● What to produce
Retype every entry in its entirety, without alteration.

● Supplied data

════

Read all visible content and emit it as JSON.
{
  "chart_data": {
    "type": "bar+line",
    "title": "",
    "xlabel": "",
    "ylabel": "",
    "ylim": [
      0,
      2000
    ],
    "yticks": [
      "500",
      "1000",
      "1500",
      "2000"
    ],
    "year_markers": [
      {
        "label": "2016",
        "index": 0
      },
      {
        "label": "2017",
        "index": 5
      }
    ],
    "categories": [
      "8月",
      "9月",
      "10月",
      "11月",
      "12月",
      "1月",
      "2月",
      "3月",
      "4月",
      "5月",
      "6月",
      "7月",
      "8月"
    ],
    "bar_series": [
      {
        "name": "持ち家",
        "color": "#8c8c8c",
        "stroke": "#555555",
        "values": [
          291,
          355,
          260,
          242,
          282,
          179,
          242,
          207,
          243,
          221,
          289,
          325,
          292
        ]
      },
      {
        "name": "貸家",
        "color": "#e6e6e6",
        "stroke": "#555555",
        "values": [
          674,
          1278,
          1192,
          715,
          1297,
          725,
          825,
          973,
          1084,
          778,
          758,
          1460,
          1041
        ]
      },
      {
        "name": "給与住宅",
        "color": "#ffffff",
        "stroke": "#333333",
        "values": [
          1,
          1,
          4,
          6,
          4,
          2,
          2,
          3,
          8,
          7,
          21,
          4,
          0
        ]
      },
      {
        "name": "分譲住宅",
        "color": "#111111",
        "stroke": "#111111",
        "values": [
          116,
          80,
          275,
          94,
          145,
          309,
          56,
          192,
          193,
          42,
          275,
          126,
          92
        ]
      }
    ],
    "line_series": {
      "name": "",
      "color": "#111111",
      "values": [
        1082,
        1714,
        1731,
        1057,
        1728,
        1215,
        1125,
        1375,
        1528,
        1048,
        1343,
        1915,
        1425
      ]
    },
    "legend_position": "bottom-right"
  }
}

════

● Solved exercise
Read all visible content and emit it as JSON.
{
  "chart_data": {
    "type": "bar+line",
    "title": "",
    "xlabel": "",
    "ylabel": "",
    "ylim": [
      0,
      2000
    ],
    "yticks": [
      "500",
      "1000",
      "1500",
      "2000"
    ],
    "year_markers": [
      {
        "label": "2016",
        "index": 0
      },
      {
        "label": "2017",
        "index": 5
      }
    ],
    "categories": [
      "8月",
      "9月",
      "10月",
      "11月",
      "12月",
      "1月",
      "2月",
      "3月",
      "4月",
      "5月",
      "6月",
      "7月",
      "8月"
    ],
    "bar_series": [
      {
        "name": "持ち家",
        "color": "#8c8c8c",
        "stroke": "#555555",
        "values": [
          291,
          355,
          260,
          242,
          282,
          179,
          242,
          207,
          243,
          221,
          289,
          325,
          292
        ]
      },
      {
        "name": "貸家",
        "color": "#e6e6e6",
        "stroke": "#555555",
        "values": [
          674,
          1278,
          1192,
          715,
          1297,
          725,
          825,
          973,
          1084,
          778,
          758,
          1460,
          1041
        ]
      },
      {
        "name": "給与住宅",
        "color": "#ffffff",
        "stroke": "#333333",
        "values": [
          1,
          1,
          4,
          6,
          4,
          2,
          2,
          3,
          8,
          7,
          21,
          4,
          0
        ]
      },
      {
        "name": "分譲住宅",
        "color": "#111111",
        "stroke": "#111111",
        "values": [
          116,
          80,
          275,
          94,
          145,
          309,
          56,
          192,
          193,
          42,
          275,
          126,
          92
        ]
      }
    ],
    "line_series": {
      "name": "",
      "color": "#111111",
      "values": [
        1082,
        1714,
        1731,
        1057,
        1728,
        1215,
        1125,
        1375,
        1528,
        1048,
        1343,
        1915,
        1425
      ]
    },
    "legend_position": "bottom-right"
  }
}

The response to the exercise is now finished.